GIVEN PROBLEM: Every entry needs to be printed exactly, please.

ENTRIES SUPPLIED:
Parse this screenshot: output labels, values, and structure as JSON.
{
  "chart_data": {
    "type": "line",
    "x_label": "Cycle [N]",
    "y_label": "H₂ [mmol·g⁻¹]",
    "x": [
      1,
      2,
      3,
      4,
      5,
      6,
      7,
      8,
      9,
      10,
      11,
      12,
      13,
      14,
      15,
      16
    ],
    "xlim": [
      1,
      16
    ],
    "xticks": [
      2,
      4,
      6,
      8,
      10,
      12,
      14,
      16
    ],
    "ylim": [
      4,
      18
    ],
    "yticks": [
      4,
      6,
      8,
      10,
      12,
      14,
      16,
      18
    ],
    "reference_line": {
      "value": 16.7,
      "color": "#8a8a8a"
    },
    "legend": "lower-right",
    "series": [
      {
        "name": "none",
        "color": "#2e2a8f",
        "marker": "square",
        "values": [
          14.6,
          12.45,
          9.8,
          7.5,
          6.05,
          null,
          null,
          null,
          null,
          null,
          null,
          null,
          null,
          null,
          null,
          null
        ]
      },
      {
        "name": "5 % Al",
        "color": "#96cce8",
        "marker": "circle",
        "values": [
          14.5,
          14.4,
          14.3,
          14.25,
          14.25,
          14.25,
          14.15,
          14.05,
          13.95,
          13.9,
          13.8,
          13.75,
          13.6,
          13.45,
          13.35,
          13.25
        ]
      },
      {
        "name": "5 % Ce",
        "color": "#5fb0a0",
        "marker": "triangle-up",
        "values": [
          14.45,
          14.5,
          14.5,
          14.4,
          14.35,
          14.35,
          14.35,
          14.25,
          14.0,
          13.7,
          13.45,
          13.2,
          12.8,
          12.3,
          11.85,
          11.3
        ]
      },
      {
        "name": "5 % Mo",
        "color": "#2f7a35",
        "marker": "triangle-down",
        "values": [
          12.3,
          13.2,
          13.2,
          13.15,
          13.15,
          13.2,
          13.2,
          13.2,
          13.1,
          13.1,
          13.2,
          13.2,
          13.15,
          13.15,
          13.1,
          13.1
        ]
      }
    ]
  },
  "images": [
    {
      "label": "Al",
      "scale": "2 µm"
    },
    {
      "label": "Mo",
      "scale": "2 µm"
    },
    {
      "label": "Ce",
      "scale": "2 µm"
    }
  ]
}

COMPLETE OUTPUT:
Parse this screenshot: output labels, values, and structure as JSON.
{
  "chart_data": {
    "type": "line",
    "x_label": "Cycle [N]",
    "y_label": "H₂ [mmol·g⁻¹]",
    "x": [
      1,
      2,
      3,
      4,
      5,
      6,
      7,
      8,
      9,
      10,
      11,
      12,
      13,
      14,
      15,
      16
    ],
    "xlim": [
      1,
      16
    ],
    "xticks": [
      2,
      4,
      6,
      8,
      10,
      12,
      14,
      16
    ],
    "ylim": [
      4,
      18
    ],
    "yticks": [
      4,
      6,
      8,
      10,
      12,
      14,
      16,
      18
    ],
    "reference_line": {
      "value": 16.7,
      "color": "#8a8a8a"
    },
    "legend": "lower-right",
    "series": [
      {
        "name": "none",
        "color": "#2e2a8f",
        "marker": "square",
        "values": [
          14.6,
          12.45,
          9.8,
          7.5,
          6.05,
          null,
          null,
          null,
          null,
          null,
          null,
          null,
          null,
          null,
          null,
          null
        ]
      },
      {
        "name": "5 % Al",
        "color": "#96cce8",
        "marker": "circle",
        "values": [
          14.5,
          14.4,
          14.3,
          14.25,
          14.25,
          14.25,
          14.15,
          14.05,
          13.95,
          13.9,
          13.8,
          13.75,
          13.6,
          13.45,
          13.35,
          13.25
        ]
      },
      {
        "name": "5 % Ce",
        "color": "#5fb0a0",
        "marker": "triangle-up",
        "values": [
          14.45,
          14.5,
          14.5,
          14.4,
          14.35,
          14.35,
          14.35,
          14.25,
          14.0,
          13.7,
          13.45,
          13.2,
          12.8,
          12.3,
          11.85,
          11.3
        ]
      },
      {
        "name": "5 % Mo",
        "color": "#2f7a35",
        "marker": "triangle-down",
        "values": [
          12.3,
          13.2,
          13.2,
          13.15,
          13.15,
          13.2,
          13.2,
          13.2,
          13.1,
          13.1,
          13.2,
          13.2,
          13.15,
          13.15,
          13.1,
          13.1
        ]
      }
    ]
  },
  "images": [
    {
      "label": "Al",
      "scale": "2 µm"
    },
    {
      "label": "Mo",
      "scale": "2 µm"
    },
    {
      "label": "Ce",
      "scale": "2 µm"
    }
  ]
}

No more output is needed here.